## SET PROBLEM
Look through the material below. Copy every line with the string "вторник" in it.

-- START OF ROWS --

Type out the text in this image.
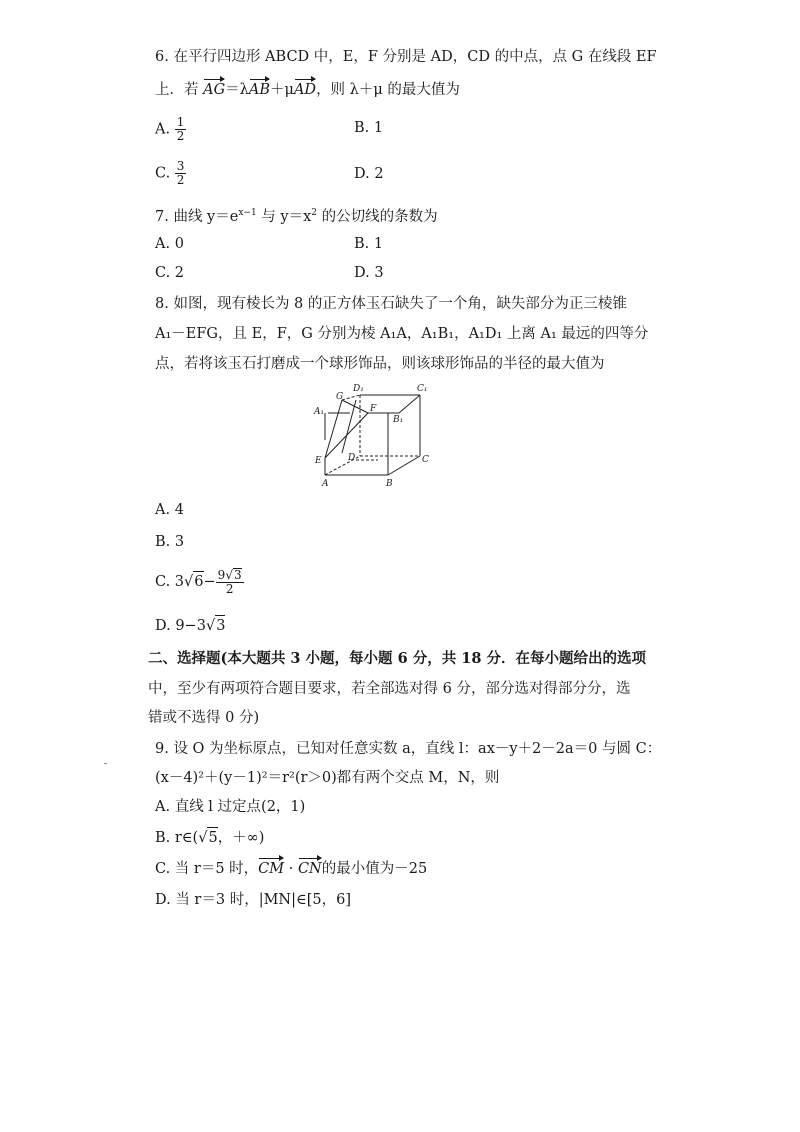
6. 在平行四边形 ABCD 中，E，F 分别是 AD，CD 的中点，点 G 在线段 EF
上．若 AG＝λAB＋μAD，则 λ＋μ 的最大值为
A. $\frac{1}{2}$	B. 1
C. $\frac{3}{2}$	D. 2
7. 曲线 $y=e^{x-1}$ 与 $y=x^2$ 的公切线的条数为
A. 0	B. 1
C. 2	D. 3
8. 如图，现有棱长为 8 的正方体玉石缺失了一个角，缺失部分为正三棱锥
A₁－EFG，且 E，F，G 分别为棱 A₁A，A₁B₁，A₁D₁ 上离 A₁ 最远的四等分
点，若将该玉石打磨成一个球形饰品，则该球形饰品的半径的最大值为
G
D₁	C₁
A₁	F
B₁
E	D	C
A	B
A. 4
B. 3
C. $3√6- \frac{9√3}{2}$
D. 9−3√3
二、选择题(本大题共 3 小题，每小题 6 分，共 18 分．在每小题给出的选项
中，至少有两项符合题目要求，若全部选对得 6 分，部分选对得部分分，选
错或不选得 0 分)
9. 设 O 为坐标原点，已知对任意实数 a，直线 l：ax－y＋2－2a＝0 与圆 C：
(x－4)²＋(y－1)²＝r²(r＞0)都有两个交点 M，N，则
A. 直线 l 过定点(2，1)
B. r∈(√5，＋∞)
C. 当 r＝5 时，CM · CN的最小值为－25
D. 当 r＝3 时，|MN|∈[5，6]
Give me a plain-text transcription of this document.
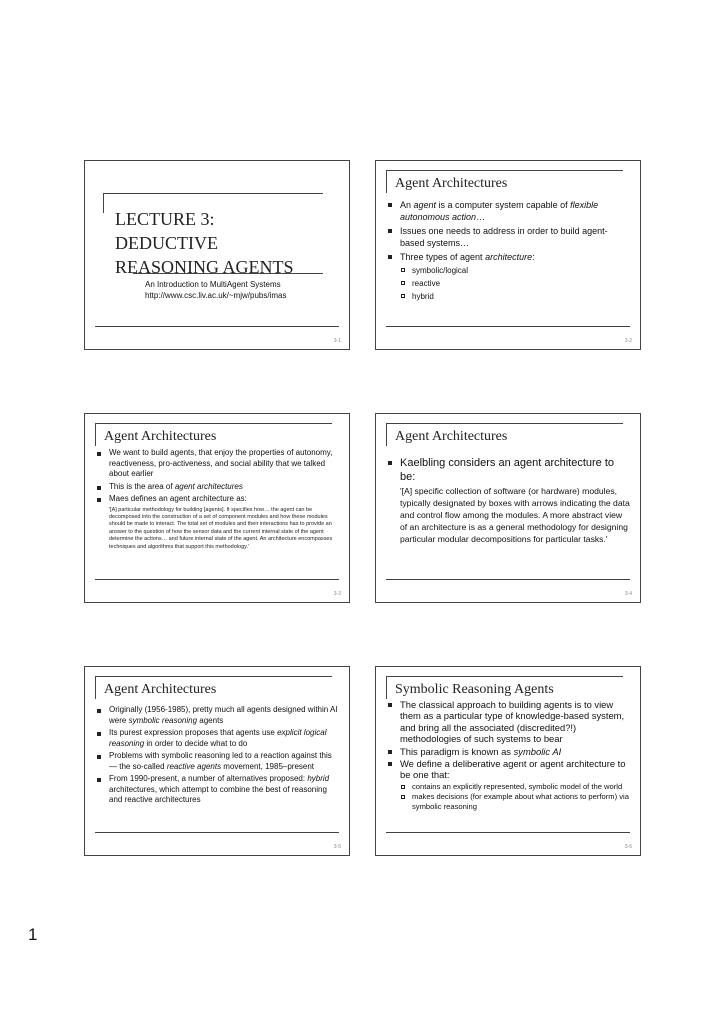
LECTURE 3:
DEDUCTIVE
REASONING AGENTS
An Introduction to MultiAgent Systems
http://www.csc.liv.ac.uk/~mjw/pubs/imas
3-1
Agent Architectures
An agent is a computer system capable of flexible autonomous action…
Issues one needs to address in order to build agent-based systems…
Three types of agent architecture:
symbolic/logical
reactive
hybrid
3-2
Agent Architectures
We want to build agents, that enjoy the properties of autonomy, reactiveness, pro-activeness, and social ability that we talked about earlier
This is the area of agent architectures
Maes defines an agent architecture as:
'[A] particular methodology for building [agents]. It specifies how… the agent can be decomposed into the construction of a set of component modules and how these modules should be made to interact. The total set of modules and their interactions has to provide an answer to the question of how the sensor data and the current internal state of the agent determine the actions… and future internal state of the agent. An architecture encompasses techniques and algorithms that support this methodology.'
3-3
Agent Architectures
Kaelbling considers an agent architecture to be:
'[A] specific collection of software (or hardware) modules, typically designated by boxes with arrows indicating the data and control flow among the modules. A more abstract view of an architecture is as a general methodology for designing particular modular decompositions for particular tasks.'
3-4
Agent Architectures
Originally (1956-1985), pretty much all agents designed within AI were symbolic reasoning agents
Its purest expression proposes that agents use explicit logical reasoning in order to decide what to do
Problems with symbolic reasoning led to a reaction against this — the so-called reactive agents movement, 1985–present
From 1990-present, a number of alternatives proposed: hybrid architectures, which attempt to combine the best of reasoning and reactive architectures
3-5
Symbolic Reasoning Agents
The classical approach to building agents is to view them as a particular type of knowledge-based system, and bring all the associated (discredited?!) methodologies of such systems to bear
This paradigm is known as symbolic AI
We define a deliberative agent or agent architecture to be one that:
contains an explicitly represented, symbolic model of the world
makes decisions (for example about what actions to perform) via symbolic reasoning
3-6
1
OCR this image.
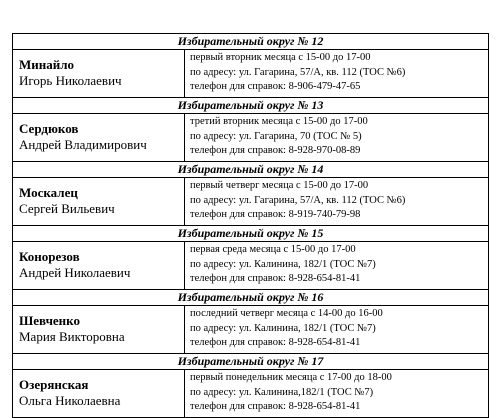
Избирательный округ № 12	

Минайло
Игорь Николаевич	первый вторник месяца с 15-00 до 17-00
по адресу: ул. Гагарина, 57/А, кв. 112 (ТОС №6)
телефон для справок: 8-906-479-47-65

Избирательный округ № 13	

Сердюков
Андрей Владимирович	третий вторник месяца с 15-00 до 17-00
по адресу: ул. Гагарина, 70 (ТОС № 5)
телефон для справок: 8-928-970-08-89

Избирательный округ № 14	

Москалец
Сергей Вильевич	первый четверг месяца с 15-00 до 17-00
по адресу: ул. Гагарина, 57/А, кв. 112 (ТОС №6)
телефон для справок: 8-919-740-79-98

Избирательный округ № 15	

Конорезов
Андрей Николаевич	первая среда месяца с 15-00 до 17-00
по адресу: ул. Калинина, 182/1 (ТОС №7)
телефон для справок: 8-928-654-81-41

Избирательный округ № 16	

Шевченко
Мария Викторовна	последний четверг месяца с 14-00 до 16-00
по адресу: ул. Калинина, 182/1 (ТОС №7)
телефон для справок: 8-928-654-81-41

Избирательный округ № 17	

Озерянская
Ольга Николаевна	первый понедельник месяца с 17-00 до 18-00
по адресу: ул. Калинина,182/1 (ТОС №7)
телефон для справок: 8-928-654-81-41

-- END OF ROWS --
-- START OF ROWS --

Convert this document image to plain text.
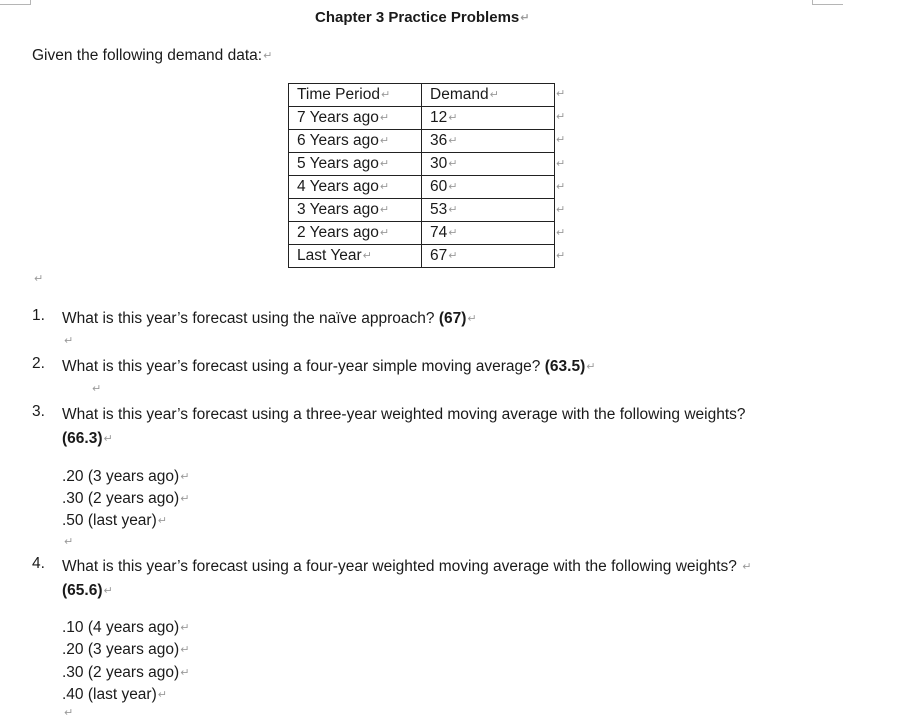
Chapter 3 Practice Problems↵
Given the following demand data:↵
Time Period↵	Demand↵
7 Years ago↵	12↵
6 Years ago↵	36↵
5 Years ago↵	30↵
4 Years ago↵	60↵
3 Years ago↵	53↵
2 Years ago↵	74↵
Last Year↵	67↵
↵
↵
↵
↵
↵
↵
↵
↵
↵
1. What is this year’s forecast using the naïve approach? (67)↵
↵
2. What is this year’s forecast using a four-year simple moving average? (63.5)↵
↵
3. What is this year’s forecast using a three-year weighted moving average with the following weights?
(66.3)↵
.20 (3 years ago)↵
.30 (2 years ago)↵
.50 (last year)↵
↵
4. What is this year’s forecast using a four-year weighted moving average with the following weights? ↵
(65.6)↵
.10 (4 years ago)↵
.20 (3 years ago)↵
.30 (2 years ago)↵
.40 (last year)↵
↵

-- END OF ROWS --

## OUTPUT OF THE EXERCISE
Игорь Николаевич	первый вторник месяца с 15-00 до 17-00
Андрей Владимирович	третий вторник месяца с 15-00 до 17-00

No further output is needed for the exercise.